(Rows from a dataset)
+ + + +

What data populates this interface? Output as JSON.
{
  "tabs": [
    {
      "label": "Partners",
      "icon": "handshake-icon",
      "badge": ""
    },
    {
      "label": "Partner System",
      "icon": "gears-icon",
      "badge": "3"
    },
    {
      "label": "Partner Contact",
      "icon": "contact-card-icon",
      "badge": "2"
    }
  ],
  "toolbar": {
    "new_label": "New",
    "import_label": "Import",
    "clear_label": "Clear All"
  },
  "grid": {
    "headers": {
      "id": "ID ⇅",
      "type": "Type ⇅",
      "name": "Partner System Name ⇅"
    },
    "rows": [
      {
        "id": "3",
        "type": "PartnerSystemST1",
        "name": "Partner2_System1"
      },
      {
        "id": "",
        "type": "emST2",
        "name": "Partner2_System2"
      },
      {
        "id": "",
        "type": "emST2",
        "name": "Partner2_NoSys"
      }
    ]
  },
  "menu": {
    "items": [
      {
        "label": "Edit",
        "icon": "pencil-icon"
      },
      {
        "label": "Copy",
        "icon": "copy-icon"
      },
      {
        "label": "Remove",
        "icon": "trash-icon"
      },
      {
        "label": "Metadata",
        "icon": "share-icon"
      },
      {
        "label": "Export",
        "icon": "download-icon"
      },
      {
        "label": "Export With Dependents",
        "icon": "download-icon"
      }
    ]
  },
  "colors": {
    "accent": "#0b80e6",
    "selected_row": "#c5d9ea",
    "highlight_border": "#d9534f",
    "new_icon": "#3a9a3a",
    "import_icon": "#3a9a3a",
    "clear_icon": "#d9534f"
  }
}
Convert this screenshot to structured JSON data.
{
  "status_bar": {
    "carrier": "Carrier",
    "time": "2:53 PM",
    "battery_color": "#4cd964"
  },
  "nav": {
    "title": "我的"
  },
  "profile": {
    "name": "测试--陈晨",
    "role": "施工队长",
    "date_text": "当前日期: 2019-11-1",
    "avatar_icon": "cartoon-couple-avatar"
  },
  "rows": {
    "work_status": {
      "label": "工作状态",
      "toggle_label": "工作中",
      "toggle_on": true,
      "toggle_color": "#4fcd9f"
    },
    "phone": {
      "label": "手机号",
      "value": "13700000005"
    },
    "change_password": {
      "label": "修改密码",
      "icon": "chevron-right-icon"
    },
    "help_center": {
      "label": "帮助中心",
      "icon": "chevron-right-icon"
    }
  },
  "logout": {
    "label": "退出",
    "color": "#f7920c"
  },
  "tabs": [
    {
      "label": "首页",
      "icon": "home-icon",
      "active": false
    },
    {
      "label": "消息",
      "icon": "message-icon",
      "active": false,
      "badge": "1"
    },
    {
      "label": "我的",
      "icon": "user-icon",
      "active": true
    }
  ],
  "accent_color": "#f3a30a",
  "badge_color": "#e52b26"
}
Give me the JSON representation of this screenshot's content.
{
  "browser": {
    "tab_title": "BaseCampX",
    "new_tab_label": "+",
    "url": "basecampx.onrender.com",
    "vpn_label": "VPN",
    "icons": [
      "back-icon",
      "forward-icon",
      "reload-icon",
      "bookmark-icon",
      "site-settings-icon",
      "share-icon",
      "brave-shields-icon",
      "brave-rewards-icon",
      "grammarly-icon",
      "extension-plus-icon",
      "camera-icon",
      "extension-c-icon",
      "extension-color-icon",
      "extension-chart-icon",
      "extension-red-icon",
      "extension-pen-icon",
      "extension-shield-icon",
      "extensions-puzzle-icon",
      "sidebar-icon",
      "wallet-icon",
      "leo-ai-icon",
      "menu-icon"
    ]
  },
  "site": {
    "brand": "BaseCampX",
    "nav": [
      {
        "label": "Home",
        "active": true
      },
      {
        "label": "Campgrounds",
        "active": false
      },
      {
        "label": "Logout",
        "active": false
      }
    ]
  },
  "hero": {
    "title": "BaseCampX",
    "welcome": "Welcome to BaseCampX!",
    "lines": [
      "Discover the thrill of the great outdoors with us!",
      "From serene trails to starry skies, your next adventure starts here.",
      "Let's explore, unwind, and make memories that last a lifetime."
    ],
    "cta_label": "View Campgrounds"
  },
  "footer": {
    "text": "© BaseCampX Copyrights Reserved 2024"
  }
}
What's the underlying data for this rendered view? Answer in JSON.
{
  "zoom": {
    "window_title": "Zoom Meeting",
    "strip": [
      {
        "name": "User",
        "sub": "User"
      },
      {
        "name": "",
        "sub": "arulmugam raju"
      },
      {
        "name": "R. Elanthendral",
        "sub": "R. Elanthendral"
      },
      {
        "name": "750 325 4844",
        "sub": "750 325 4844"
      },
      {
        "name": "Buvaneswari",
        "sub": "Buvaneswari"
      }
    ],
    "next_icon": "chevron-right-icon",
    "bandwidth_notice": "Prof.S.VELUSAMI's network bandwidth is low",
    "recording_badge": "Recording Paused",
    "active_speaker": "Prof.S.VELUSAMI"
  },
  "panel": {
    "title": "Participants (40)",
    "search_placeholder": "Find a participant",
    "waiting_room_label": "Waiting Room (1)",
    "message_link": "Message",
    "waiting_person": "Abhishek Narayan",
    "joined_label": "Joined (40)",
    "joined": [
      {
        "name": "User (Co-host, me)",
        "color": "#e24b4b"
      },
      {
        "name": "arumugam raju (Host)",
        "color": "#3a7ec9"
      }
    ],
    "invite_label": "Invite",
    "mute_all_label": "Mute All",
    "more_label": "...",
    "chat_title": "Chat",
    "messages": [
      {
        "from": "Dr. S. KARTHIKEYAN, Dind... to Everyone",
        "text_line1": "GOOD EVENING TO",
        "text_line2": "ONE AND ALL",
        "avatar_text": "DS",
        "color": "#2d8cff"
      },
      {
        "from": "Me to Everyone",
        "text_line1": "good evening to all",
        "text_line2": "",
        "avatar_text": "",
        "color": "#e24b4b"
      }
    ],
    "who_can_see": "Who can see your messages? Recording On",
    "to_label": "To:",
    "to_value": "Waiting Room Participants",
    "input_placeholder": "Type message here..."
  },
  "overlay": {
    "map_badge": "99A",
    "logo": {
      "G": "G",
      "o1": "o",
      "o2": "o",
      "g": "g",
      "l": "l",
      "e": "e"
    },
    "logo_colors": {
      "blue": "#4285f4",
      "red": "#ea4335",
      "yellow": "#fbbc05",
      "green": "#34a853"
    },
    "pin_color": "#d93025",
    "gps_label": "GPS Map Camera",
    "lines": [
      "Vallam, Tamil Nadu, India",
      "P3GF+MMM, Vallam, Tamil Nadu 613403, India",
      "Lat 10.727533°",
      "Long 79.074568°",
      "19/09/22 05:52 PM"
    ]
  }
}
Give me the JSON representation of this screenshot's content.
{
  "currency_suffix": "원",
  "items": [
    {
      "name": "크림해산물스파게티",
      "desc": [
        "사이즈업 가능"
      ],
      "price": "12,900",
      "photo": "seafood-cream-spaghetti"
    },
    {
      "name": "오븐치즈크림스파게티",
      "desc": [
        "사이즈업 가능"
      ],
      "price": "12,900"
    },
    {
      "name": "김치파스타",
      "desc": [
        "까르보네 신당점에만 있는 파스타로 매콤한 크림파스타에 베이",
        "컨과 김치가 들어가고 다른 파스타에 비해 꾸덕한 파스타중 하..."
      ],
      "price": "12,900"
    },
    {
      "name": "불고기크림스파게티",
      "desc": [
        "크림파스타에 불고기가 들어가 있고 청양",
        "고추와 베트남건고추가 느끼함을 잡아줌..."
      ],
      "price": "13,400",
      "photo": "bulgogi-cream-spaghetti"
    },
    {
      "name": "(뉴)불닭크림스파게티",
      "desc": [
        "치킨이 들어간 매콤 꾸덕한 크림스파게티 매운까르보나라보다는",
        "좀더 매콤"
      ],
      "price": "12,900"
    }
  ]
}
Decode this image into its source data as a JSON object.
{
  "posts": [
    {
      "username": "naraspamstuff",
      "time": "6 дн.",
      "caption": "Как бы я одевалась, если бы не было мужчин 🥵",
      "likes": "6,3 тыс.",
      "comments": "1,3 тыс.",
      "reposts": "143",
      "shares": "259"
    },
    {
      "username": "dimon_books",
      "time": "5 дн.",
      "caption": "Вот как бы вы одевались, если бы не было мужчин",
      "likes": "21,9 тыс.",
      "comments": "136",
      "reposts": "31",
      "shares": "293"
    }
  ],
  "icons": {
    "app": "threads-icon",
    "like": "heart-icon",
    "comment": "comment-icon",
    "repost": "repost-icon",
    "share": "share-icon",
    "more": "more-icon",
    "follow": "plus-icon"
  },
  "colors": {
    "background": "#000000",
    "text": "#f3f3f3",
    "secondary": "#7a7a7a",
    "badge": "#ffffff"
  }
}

+ + + +

> **YOUR INSTRUCTIONS**:
Show all lines from the records above where the word "Participants" occurs.

> **EXERCISE RESULT**:
    "title": "Participants (40)",
    "to_value": "Waiting Room Participants",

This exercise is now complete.